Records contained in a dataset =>
+++

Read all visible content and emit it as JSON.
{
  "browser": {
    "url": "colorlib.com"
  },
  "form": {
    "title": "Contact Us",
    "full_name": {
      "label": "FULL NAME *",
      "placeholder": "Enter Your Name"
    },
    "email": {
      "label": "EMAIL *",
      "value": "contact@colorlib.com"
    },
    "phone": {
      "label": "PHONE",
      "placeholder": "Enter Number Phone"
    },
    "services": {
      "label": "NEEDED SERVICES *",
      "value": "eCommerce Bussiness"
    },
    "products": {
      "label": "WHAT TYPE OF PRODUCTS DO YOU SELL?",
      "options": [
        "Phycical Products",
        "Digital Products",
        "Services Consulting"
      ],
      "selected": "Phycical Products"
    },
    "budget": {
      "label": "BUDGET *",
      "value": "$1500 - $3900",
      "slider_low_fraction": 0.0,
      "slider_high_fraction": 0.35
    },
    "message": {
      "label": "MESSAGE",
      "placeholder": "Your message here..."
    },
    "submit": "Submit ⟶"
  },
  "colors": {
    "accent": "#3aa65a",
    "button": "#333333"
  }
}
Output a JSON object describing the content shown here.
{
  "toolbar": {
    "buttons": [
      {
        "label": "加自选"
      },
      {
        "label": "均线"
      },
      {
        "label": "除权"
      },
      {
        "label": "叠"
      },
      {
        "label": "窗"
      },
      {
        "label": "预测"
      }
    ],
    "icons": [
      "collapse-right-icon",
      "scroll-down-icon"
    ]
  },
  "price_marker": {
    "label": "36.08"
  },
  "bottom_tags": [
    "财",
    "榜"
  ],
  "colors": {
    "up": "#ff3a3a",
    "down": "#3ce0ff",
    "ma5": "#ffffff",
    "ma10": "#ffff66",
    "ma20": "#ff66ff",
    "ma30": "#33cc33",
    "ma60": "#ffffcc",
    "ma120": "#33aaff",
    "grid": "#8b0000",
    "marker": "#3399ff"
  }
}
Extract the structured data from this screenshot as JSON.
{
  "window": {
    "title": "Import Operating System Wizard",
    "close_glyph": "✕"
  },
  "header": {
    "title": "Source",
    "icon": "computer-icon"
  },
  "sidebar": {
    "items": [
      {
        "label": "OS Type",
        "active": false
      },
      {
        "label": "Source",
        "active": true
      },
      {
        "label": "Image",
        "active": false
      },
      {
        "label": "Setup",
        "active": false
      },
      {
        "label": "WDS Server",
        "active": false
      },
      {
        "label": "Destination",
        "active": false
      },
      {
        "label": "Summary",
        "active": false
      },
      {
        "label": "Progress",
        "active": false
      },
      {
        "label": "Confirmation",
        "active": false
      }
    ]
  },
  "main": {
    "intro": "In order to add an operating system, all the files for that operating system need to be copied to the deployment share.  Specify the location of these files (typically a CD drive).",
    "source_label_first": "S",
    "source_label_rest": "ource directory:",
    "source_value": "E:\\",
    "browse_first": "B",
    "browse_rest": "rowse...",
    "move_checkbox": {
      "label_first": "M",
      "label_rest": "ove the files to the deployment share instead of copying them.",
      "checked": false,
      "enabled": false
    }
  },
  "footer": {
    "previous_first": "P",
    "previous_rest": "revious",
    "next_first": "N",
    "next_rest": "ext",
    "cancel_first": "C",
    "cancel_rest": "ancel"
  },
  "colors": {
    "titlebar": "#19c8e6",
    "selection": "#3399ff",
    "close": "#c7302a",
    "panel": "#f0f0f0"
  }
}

+++

TO DO => Return the entries above exactly, each one complete.

SOLUTION TO THE EXERCISE =>
Read all visible content and emit it as JSON.
{
  "browser": {
    "url": "colorlib.com"
  },
  "form": {
    "title": "Contact Us",
    "full_name": {
      "label": "FULL NAME *",
      "placeholder": "Enter Your Name"
    },
    "email": {
      "label": "EMAIL *",
      "value": "contact@colorlib.com"
    },
    "phone": {
      "label": "PHONE",
      "placeholder": "Enter Number Phone"
    },
    "services": {
      "label": "NEEDED SERVICES *",
      "value": "eCommerce Bussiness"
    },
    "products": {
      "label": "WHAT TYPE OF PRODUCTS DO YOU SELL?",
      "options": [
        "Phycical Products",
        "Digital Products",
        "Services Consulting"
      ],
      "selected": "Phycical Products"
    },
    "budget": {
      "label": "BUDGET *",
      "value": "$1500 - $3900",
      "slider_low_fraction": 0.0,
      "slider_high_fraction": 0.35
    },
    "message": {
      "label": "MESSAGE",
      "placeholder": "Your message here..."
    },
    "submit": "Submit ⟶"
  },
  "colors": {
    "accent": "#3aa65a",
    "button": "#333333"
  }
}
Output a JSON object describing the content shown here.
{
  "toolbar": {
    "buttons": [
      {
        "label": "加自选"
      },
      {
        "label": "均线"
      },
      {
        "label": "除权"
      },
      {
        "label": "叠"
      },
      {
        "label": "窗"
      },
      {
        "label": "预测"
      }
    ],
    "icons": [
      "collapse-right-icon",
      "scroll-down-icon"
    ]
  },
  "price_marker": {
    "label": "36.08"
  },
  "bottom_tags": [
    "财",
    "榜"
  ],
  "colors": {
    "up": "#ff3a3a",
    "down": "#3ce0ff",
    "ma5": "#ffffff",
    "ma10": "#ffff66",
    "ma20": "#ff66ff",
    "ma30": "#33cc33",
    "ma60": "#ffffcc",
    "ma120": "#33aaff",
    "grid": "#8b0000",
    "marker": "#3399ff"
  }
}
Extract the structured data from this screenshot as JSON.
{
  "window": {
    "title": "Import Operating System Wizard",
    "close_glyph": "✕"
  },
  "header": {
    "title": "Source",
    "icon": "computer-icon"
  },
  "sidebar": {
    "items": [
      {
        "label": "OS Type",
        "active": false
      },
      {
        "label": "Source",
        "active": true
      },
      {
        "label": "Image",
        "active": false
      },
      {
        "label": "Setup",
        "active": false
      },
      {
        "label": "WDS Server",
        "active": false
      },
      {
        "label": "Destination",
        "active": false
      },
      {
        "label": "Summary",
        "active": false
      },
      {
        "label": "Progress",
        "active": false
      },
      {
        "label": "Confirmation",
        "active": false
      }
    ]
  },
  "main": {
    "intro": "In order to add an operating system, all the files for that operating system need to be copied to the deployment share.  Specify the location of these files (typically a CD drive).",
    "source_label_first": "S",
    "source_label_rest": "ource directory:",
    "source_value": "E:\\",
    "browse_first": "B",
    "browse_rest": "rowse...",
    "move_checkbox": {
      "label_first": "M",
      "label_rest": "ove the files to the deployment share instead of copying them.",
      "checked": false,
      "enabled": false
    }
  },
  "footer": {
    "previous_first": "P",
    "previous_rest": "revious",
    "next_first": "N",
    "next_rest": "ext",
    "cancel_first": "C",
    "cancel_rest": "ancel"
  },
  "colors": {
    "titlebar": "#19c8e6",
    "selection": "#3399ff",
    "close": "#c7302a",
    "panel": "#f0f0f0"
  }
}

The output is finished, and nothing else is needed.